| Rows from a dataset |
□ □ □ □ □

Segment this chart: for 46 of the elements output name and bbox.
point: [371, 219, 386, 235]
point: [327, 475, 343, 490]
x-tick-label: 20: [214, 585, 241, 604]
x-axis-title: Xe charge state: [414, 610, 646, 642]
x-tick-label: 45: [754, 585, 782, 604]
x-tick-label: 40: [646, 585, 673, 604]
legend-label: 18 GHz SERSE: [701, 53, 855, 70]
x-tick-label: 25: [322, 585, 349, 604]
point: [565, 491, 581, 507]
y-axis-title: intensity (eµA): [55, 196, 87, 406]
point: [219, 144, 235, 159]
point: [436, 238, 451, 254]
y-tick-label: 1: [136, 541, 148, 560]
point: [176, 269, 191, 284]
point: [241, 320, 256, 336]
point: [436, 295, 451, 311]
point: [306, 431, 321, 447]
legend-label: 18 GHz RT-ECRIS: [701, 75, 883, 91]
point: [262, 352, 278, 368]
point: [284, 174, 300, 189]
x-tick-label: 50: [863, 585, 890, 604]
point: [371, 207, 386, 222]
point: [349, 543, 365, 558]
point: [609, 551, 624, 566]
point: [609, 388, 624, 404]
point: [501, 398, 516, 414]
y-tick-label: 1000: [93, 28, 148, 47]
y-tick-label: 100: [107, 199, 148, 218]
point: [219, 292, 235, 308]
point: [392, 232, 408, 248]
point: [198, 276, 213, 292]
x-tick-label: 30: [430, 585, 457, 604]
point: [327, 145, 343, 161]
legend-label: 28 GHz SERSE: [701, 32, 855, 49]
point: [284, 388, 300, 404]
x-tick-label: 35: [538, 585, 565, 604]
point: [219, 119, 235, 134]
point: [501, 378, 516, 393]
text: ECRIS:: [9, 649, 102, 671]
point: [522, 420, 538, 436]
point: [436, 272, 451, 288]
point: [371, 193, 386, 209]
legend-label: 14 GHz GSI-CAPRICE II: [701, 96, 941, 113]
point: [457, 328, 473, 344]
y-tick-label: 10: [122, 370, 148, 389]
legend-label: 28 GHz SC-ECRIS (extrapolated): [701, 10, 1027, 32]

□ □ □ □ □

| OBJECTIVE |
Copy every line of the material above word for word, changing nothing.

| SOLUTION FOR THIS EXERCISE |
Segment this chart: for 46 of the elements output name and bbox.
point: [371, 219, 386, 235]
point: [327, 475, 343, 490]
x-tick-label: 20: [214, 585, 241, 604]
x-axis-title: Xe charge state: [414, 610, 646, 642]
x-tick-label: 45: [754, 585, 782, 604]
x-tick-label: 40: [646, 585, 673, 604]
legend-label: 18 GHz SERSE: [701, 53, 855, 70]
x-tick-label: 25: [322, 585, 349, 604]
point: [565, 491, 581, 507]
y-axis-title: intensity (eµA): [55, 196, 87, 406]
point: [219, 144, 235, 159]
point: [436, 238, 451, 254]
y-tick-label: 1: [136, 541, 148, 560]
point: [176, 269, 191, 284]
point: [241, 320, 256, 336]
point: [436, 295, 451, 311]
point: [306, 431, 321, 447]
legend-label: 18 GHz RT-ECRIS: [701, 75, 883, 91]
point: [262, 352, 278, 368]
point: [284, 174, 300, 189]
x-tick-label: 50: [863, 585, 890, 604]
point: [371, 207, 386, 222]
point: [349, 543, 365, 558]
point: [609, 551, 624, 566]
point: [609, 388, 624, 404]
point: [501, 398, 516, 414]
y-tick-label: 1000: [93, 28, 148, 47]
y-tick-label: 100: [107, 199, 148, 218]
point: [219, 292, 235, 308]
point: [392, 232, 408, 248]
point: [198, 276, 213, 292]
x-tick-label: 30: [430, 585, 457, 604]
point: [327, 145, 343, 161]
legend-label: 28 GHz SERSE: [701, 32, 855, 49]
point: [284, 388, 300, 404]
x-tick-label: 35: [538, 585, 565, 604]
point: [219, 119, 235, 134]
point: [501, 378, 516, 393]
text: ECRIS:: [9, 649, 102, 671]
point: [522, 420, 538, 436]
point: [436, 272, 451, 288]
point: [371, 193, 386, 209]
legend-label: 14 GHz GSI-CAPRICE II: [701, 96, 941, 113]
point: [457, 328, 473, 344]
y-tick-label: 10: [122, 370, 148, 389]
legend-label: 28 GHz SC-ECRIS (extrapolated): [701, 10, 1027, 32]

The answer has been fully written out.